-- Start Provided material --
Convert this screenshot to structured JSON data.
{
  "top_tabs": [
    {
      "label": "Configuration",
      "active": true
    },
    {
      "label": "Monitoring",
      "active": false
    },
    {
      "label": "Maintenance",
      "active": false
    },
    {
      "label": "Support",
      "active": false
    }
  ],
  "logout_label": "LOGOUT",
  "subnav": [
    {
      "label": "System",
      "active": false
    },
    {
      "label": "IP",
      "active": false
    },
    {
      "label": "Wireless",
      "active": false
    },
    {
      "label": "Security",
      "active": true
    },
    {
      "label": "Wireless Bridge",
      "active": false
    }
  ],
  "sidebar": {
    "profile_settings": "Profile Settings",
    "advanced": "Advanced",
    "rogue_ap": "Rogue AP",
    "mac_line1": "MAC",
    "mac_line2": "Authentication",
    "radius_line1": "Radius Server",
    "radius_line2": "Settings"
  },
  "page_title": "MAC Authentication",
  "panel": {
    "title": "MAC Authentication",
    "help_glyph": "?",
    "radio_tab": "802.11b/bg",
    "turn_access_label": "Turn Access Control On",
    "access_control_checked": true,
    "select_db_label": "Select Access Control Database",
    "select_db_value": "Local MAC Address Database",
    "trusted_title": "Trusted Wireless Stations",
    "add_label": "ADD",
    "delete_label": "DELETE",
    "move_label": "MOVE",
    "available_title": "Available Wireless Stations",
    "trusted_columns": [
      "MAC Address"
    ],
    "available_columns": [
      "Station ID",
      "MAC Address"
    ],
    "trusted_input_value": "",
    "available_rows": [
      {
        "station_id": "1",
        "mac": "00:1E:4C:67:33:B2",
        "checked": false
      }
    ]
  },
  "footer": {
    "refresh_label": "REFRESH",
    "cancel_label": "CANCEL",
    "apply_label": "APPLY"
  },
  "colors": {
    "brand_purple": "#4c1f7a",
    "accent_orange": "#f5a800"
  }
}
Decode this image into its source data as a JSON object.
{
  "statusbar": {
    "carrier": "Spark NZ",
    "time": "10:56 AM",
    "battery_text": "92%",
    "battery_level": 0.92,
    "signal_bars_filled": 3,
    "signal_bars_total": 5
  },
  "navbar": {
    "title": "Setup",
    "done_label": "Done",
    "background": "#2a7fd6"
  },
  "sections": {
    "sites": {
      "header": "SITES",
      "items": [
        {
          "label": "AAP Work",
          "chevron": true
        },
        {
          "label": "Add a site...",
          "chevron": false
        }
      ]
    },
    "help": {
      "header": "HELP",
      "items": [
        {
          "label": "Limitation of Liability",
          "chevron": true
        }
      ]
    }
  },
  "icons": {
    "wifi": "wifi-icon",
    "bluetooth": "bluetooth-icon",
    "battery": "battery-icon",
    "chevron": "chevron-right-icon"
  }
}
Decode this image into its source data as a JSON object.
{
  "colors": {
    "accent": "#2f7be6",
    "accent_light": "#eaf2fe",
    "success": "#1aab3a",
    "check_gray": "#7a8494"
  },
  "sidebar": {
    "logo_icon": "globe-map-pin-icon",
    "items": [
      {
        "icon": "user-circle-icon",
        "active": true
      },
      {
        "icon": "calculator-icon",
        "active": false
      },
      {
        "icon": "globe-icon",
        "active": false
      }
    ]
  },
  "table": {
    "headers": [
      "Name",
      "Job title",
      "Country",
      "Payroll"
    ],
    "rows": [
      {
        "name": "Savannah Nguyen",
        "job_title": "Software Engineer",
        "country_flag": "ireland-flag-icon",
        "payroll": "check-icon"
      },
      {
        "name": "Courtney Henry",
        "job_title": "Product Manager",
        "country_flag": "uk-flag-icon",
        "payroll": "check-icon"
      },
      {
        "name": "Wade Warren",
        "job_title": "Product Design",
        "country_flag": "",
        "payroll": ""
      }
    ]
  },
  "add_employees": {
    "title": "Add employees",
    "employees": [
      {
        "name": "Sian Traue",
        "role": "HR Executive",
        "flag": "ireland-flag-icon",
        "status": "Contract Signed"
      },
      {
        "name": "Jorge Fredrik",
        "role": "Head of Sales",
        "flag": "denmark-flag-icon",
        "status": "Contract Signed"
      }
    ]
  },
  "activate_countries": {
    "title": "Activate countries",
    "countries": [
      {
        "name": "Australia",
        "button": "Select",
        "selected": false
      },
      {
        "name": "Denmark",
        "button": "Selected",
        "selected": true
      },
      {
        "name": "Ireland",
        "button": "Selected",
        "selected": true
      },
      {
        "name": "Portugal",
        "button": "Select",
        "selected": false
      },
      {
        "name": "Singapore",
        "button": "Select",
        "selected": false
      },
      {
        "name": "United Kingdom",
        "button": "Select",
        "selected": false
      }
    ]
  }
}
-- End Provided material --
> [To do] Write out all the records above again, exactly as they stand.

> [Response]
Convert this screenshot to structured JSON data.
{
  "top_tabs": [
    {
      "label": "Configuration",
      "active": true
    },
    {
      "label": "Monitoring",
      "active": false
    },
    {
      "label": "Maintenance",
      "active": false
    },
    {
      "label": "Support",
      "active": false
    }
  ],
  "logout_label": "LOGOUT",
  "subnav": [
    {
      "label": "System",
      "active": false
    },
    {
      "label": "IP",
      "active": false
    },
    {
      "label": "Wireless",
      "active": false
    },
    {
      "label": "Security",
      "active": true
    },
    {
      "label": "Wireless Bridge",
      "active": false
    }
  ],
  "sidebar": {
    "profile_settings": "Profile Settings",
    "advanced": "Advanced",
    "rogue_ap": "Rogue AP",
    "mac_line1": "MAC",
    "mac_line2": "Authentication",
    "radius_line1": "Radius Server",
    "radius_line2": "Settings"
  },
  "page_title": "MAC Authentication",
  "panel": {
    "title": "MAC Authentication",
    "help_glyph": "?",
    "radio_tab": "802.11b/bg",
    "turn_access_label": "Turn Access Control On",
    "access_control_checked": true,
    "select_db_label": "Select Access Control Database",
    "select_db_value": "Local MAC Address Database",
    "trusted_title": "Trusted Wireless Stations",
    "add_label": "ADD",
    "delete_label": "DELETE",
    "move_label": "MOVE",
    "available_title": "Available Wireless Stations",
    "trusted_columns": [
      "MAC Address"
    ],
    "available_columns": [
      "Station ID",
      "MAC Address"
    ],
    "trusted_input_value": "",
    "available_rows": [
      {
        "station_id": "1",
        "mac": "00:1E:4C:67:33:B2",
        "checked": false
      }
    ]
  },
  "footer": {
    "refresh_label": "REFRESH",
    "cancel_label": "CANCEL",
    "apply_label": "APPLY"
  },
  "colors": {
    "brand_purple": "#4c1f7a",
    "accent_orange": "#f5a800"
  }
}
Decode this image into its source data as a JSON object.
{
  "statusbar": {
    "carrier": "Spark NZ",
    "time": "10:56 AM",
    "battery_text": "92%",
    "battery_level": 0.92,
    "signal_bars_filled": 3,
    "signal_bars_total": 5
  },
  "navbar": {
    "title": "Setup",
    "done_label": "Done",
    "background": "#2a7fd6"
  },
  "sections": {
    "sites": {
      "header": "SITES",
      "items": [
        {
          "label": "AAP Work",
          "chevron": true
        },
        {
          "label": "Add a site...",
          "chevron": false
        }
      ]
    },
    "help": {
      "header": "HELP",
      "items": [
        {
          "label": "Limitation of Liability",
          "chevron": true
        }
      ]
    }
  },
  "icons": {
    "wifi": "wifi-icon",
    "bluetooth": "bluetooth-icon",
    "battery": "battery-icon",
    "chevron": "chevron-right-icon"
  }
}
Decode this image into its source data as a JSON object.
{
  "colors": {
    "accent": "#2f7be6",
    "accent_light": "#eaf2fe",
    "success": "#1aab3a",
    "check_gray": "#7a8494"
  },
  "sidebar": {
    "logo_icon": "globe-map-pin-icon",
    "items": [
      {
        "icon": "user-circle-icon",
        "active": true
      },
      {
        "icon": "calculator-icon",
        "active": false
      },
      {
        "icon": "globe-icon",
        "active": false
      }
    ]
  },
  "table": {
    "headers": [
      "Name",
      "Job title",
      "Country",
      "Payroll"
    ],
    "rows": [
      {
        "name": "Savannah Nguyen",
        "job_title": "Software Engineer",
        "country_flag": "ireland-flag-icon",
        "payroll": "check-icon"
      },
      {
        "name": "Courtney Henry",
        "job_title": "Product Manager",
        "country_flag": "uk-flag-icon",
        "payroll": "check-icon"
      },
      {
        "name": "Wade Warren",
        "job_title": "Product Design",
        "country_flag": "",
        "payroll": ""
      }
    ]
  },
  "add_employees": {
    "title": "Add employees",
    "employees": [
      {
        "name": "Sian Traue",
        "role": "HR Executive",
        "flag": "ireland-flag-icon",
        "status": "Contract Signed"
      },
      {
        "name": "Jorge Fredrik",
        "role": "Head of Sales",
        "flag": "denmark-flag-icon",
        "status": "Contract Signed"
      }
    ]
  },
  "activate_countries": {
    "title": "Activate countries",
    "countries": [
      {
        "name": "Australia",
        "button": "Select",
        "selected": false
      },
      {
        "name": "Denmark",
        "button": "Selected",
        "selected": true
      },
      {
        "name": "Ireland",
        "button": "Selected",
        "selected": true
      },
      {
        "name": "Portugal",
        "button": "Select",
        "selected": false
      },
      {
        "name": "Singapore",
        "button": "Select",
        "selected": false
      },
      {
        "name": "United Kingdom",
        "button": "Select",
        "selected": false
      }
    ]
  }
}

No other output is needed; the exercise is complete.